**EXERCISE GOAL:** Read the lines below. Copy out any that hold the string "background".
....
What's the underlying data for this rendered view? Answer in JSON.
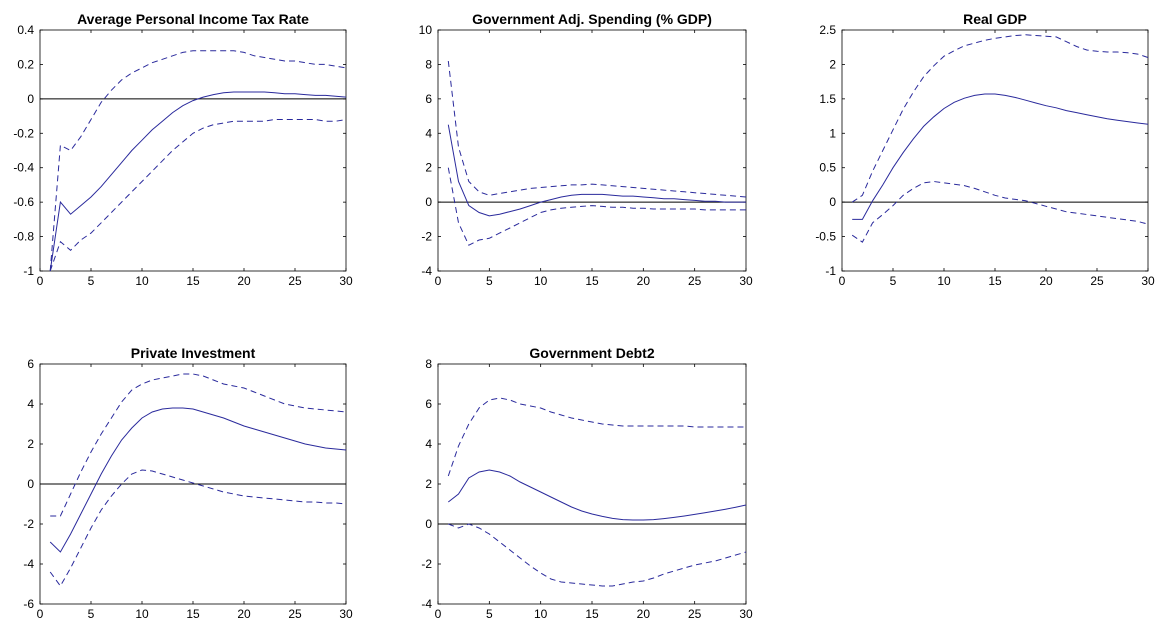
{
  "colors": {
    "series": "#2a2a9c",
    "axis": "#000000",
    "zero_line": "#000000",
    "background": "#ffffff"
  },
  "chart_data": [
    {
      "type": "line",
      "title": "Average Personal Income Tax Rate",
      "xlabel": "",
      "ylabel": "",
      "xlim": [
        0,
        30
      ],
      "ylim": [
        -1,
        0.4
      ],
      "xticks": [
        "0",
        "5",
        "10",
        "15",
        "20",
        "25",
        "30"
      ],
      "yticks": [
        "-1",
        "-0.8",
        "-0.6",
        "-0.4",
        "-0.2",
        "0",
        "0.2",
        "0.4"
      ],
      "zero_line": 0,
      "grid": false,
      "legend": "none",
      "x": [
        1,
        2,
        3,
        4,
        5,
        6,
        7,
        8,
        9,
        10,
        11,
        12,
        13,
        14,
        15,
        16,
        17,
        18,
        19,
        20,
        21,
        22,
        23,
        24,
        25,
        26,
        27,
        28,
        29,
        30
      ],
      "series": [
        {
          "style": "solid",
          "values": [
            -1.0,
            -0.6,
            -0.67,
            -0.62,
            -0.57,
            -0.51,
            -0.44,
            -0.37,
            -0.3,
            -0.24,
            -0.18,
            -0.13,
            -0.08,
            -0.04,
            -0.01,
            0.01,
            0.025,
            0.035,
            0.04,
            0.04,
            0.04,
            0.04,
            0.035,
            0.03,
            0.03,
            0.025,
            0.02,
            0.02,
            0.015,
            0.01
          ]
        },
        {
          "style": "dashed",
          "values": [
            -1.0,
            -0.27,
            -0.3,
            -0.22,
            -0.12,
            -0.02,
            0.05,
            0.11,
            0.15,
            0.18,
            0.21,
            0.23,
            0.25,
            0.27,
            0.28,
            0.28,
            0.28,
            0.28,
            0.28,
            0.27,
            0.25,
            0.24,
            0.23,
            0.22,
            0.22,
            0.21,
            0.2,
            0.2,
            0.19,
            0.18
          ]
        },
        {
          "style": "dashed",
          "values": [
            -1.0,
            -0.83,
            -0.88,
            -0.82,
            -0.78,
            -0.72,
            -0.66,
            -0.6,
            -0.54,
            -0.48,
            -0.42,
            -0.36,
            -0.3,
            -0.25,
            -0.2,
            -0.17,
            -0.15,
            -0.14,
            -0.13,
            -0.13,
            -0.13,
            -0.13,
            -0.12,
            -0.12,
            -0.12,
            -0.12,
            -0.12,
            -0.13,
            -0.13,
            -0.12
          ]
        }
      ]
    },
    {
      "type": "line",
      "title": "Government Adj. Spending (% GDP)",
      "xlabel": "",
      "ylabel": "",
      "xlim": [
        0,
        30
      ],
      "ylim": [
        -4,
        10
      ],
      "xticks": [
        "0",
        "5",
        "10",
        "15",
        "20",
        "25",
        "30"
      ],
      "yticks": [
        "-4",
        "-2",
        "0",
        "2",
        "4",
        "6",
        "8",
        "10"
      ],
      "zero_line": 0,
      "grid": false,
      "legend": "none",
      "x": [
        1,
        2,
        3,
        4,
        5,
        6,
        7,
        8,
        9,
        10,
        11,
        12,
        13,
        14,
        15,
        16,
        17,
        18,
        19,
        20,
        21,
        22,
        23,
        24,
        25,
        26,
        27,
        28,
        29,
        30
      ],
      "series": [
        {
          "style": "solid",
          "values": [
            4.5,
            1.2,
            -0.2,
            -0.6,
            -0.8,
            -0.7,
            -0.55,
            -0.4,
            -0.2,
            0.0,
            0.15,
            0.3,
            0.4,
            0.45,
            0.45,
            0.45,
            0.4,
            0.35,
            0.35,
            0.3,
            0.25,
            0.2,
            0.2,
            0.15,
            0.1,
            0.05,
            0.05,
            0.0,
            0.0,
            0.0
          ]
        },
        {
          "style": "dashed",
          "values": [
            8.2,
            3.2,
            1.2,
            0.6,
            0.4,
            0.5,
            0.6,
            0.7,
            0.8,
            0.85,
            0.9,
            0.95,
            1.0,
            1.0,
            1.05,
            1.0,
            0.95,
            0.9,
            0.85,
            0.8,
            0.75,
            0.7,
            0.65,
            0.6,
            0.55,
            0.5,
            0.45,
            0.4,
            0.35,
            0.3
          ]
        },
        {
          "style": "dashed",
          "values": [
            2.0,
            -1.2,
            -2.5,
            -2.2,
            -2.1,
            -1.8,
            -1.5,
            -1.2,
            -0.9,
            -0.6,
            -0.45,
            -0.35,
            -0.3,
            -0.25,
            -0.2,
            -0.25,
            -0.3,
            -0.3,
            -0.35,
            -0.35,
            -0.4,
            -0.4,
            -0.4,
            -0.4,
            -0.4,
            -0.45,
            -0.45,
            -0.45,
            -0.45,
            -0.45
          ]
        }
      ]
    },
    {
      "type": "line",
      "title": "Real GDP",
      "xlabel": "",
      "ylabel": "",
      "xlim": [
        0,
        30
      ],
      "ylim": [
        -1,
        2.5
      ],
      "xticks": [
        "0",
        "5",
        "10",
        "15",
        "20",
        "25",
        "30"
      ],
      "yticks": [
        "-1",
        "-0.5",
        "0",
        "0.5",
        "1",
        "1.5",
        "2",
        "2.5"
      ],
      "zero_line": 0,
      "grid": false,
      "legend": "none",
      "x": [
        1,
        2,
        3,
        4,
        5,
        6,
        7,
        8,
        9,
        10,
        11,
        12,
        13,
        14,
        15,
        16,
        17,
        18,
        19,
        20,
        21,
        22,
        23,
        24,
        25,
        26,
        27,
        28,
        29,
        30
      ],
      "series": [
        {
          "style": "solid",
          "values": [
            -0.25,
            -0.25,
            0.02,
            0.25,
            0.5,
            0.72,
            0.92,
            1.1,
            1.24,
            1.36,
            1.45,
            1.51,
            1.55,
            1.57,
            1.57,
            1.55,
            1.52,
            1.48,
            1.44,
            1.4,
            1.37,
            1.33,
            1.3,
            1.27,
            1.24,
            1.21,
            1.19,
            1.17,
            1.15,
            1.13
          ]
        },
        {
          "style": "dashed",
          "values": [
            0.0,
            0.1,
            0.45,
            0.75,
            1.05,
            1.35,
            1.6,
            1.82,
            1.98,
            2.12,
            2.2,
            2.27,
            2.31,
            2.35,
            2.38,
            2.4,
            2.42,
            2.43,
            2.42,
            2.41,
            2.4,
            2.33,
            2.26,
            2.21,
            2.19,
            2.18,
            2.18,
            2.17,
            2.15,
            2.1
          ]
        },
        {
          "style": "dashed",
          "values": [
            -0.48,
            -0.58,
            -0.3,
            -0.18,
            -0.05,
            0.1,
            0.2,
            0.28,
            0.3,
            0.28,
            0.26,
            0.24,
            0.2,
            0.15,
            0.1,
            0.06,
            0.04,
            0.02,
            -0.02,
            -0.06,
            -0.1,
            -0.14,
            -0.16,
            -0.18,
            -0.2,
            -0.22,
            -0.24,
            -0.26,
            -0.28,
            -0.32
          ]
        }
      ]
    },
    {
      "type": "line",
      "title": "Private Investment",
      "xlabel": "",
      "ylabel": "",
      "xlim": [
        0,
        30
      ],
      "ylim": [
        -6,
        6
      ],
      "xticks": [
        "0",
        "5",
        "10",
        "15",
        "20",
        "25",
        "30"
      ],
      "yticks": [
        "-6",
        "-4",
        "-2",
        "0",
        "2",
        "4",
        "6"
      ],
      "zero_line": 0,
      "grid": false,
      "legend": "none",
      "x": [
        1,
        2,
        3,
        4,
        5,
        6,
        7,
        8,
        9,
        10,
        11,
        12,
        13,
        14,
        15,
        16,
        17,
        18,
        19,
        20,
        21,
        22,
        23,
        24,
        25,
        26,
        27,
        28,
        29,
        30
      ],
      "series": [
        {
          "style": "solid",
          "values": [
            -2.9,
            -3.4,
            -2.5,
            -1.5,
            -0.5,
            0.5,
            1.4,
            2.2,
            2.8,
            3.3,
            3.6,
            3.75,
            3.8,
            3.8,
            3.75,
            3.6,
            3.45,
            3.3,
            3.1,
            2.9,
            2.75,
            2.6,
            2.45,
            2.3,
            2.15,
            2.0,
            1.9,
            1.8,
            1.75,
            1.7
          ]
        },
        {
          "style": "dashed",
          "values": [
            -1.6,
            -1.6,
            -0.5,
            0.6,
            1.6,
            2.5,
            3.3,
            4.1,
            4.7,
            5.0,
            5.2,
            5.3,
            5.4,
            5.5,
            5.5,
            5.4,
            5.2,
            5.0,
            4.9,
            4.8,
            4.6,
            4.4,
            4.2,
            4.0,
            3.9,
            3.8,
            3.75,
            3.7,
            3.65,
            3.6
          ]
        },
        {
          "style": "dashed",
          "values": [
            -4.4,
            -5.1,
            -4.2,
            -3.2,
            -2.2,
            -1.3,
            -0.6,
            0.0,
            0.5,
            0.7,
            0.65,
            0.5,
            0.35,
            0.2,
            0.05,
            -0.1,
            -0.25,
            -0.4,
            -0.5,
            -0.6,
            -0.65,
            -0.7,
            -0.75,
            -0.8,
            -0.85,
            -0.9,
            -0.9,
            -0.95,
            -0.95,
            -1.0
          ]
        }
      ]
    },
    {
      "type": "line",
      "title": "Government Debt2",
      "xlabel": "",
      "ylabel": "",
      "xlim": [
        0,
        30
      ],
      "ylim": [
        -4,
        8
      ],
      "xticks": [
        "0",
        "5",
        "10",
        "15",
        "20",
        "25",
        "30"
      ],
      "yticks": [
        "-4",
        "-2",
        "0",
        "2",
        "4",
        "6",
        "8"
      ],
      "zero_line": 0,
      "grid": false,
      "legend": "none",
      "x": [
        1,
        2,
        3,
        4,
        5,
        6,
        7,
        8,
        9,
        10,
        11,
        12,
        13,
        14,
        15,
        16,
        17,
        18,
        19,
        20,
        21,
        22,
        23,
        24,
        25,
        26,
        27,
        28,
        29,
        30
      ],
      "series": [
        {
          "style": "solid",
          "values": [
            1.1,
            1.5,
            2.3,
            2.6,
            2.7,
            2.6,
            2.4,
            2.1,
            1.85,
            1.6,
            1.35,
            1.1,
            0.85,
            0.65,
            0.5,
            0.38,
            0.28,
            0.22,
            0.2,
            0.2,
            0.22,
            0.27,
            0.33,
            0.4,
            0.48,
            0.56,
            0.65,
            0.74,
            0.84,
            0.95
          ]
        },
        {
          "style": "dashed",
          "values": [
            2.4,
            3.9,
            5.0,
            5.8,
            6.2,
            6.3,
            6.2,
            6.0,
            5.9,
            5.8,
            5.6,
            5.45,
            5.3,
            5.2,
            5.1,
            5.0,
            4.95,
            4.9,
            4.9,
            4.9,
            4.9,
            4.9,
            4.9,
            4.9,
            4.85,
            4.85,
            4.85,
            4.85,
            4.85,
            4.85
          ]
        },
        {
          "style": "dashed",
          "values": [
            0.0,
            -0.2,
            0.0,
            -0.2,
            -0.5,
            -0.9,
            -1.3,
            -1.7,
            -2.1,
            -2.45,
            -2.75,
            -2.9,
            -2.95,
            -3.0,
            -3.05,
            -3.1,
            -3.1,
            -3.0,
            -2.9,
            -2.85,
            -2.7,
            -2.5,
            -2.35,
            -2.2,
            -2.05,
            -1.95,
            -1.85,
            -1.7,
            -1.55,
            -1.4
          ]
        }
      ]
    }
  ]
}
....
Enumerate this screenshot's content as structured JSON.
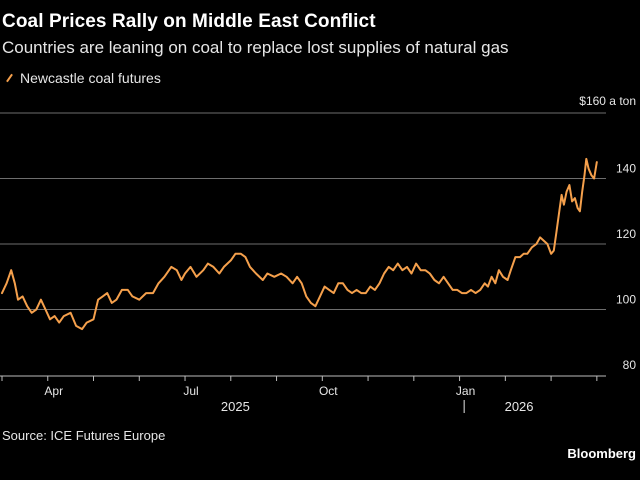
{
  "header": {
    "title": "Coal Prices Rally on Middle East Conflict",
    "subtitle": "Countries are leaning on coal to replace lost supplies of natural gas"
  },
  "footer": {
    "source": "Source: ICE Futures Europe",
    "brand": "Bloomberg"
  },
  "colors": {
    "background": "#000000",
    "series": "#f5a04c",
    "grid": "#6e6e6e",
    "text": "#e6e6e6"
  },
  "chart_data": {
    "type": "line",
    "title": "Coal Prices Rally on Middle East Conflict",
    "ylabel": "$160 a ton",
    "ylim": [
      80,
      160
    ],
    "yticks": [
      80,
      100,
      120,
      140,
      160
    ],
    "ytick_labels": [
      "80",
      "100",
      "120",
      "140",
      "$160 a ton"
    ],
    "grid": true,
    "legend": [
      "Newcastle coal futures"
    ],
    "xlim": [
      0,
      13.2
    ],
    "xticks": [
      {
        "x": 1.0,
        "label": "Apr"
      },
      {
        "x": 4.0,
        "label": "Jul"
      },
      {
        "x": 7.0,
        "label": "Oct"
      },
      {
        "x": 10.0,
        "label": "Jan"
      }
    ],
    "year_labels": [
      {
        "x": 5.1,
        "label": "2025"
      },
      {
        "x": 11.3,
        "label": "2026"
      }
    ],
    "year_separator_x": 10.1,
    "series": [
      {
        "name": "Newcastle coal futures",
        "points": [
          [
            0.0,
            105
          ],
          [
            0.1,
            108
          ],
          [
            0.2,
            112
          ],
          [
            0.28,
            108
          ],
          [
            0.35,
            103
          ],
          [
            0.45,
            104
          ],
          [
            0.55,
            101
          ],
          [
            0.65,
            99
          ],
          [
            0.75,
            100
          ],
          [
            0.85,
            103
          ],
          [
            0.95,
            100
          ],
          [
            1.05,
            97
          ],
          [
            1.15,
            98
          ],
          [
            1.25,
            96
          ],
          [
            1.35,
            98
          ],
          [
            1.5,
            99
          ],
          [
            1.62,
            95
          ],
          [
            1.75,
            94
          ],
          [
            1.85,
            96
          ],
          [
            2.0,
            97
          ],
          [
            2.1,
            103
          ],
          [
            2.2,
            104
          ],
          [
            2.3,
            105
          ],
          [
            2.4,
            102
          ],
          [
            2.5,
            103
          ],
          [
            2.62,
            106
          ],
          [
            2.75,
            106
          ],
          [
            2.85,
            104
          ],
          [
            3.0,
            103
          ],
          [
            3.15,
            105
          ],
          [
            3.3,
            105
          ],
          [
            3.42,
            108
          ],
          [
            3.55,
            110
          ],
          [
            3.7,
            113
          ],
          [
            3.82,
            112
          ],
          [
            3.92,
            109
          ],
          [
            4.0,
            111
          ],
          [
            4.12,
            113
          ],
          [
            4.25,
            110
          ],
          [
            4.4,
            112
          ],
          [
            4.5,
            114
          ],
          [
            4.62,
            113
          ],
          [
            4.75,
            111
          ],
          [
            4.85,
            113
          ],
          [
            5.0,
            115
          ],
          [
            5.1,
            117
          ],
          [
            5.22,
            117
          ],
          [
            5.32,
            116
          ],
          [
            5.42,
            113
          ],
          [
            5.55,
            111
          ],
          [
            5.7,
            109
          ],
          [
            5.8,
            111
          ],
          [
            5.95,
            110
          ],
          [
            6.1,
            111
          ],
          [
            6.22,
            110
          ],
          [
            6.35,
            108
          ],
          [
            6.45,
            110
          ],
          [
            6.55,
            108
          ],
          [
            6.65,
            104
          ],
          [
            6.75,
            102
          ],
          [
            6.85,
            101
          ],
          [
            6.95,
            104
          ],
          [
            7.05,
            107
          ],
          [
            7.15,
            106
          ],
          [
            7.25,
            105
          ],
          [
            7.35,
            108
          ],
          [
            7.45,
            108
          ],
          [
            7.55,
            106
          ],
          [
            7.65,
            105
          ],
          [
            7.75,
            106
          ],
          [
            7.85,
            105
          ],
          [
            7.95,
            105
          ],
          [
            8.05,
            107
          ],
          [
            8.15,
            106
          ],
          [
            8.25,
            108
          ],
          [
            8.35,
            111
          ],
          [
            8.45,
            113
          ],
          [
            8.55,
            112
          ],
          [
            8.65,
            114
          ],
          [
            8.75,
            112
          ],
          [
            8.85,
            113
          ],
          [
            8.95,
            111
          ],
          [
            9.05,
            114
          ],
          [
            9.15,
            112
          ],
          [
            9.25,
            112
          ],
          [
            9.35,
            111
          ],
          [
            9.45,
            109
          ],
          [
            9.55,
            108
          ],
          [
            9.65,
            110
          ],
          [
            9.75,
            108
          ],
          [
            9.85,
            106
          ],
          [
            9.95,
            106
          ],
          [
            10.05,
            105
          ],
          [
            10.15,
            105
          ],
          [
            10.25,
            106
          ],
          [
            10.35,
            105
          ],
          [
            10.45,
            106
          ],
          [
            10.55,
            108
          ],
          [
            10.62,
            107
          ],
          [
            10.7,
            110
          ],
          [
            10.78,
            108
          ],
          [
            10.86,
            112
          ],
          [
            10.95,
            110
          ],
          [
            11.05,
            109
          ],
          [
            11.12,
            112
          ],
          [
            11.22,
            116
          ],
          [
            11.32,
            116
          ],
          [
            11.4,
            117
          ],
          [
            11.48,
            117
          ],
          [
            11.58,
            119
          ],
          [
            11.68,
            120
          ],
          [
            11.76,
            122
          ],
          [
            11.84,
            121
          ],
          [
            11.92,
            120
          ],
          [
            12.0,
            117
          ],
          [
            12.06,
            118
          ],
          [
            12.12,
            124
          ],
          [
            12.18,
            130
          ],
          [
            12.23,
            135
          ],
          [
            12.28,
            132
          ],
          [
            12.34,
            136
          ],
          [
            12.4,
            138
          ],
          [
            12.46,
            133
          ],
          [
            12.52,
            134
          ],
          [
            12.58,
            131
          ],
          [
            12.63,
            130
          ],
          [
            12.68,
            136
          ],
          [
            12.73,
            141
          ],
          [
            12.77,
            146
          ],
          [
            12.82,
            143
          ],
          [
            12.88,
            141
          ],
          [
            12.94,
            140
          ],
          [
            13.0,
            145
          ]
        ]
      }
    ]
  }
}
....
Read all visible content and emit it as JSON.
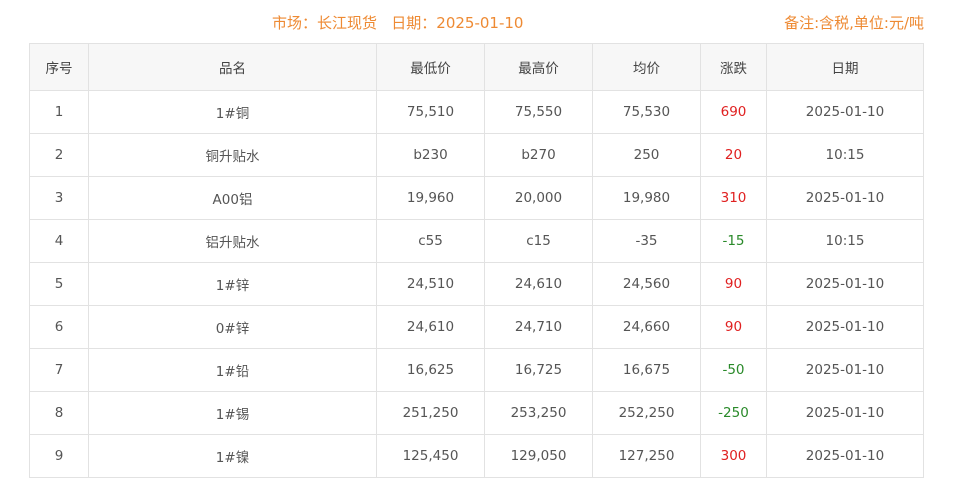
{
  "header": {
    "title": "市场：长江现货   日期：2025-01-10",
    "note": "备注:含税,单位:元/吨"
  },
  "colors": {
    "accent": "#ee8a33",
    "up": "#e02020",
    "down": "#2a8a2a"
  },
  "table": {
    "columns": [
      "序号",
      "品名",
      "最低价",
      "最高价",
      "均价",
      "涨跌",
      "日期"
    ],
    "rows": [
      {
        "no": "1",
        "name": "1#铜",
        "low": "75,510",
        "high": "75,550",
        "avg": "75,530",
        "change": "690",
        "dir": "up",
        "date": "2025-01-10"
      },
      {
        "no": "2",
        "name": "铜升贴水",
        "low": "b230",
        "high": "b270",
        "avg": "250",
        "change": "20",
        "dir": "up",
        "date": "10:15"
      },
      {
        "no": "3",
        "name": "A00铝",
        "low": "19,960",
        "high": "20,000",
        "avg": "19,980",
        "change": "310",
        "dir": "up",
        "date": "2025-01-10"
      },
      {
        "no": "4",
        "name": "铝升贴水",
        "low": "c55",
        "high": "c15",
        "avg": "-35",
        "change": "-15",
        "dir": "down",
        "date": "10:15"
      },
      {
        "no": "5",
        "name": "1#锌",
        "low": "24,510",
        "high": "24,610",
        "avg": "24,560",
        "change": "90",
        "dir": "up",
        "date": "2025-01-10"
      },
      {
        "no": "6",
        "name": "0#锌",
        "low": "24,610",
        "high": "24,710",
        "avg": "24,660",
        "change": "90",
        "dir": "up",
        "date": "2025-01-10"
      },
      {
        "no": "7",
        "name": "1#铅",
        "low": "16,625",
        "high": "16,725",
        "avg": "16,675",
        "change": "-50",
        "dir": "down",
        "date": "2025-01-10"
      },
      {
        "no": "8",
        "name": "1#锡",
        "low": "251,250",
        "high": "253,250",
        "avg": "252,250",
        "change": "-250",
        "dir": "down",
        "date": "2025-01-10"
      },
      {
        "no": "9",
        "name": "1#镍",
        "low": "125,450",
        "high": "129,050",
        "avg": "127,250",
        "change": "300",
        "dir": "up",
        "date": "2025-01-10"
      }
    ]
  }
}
....
**ANSWER TO THIS EXERCISE:**
    "background": "#ffffff"
    "background": "#000000",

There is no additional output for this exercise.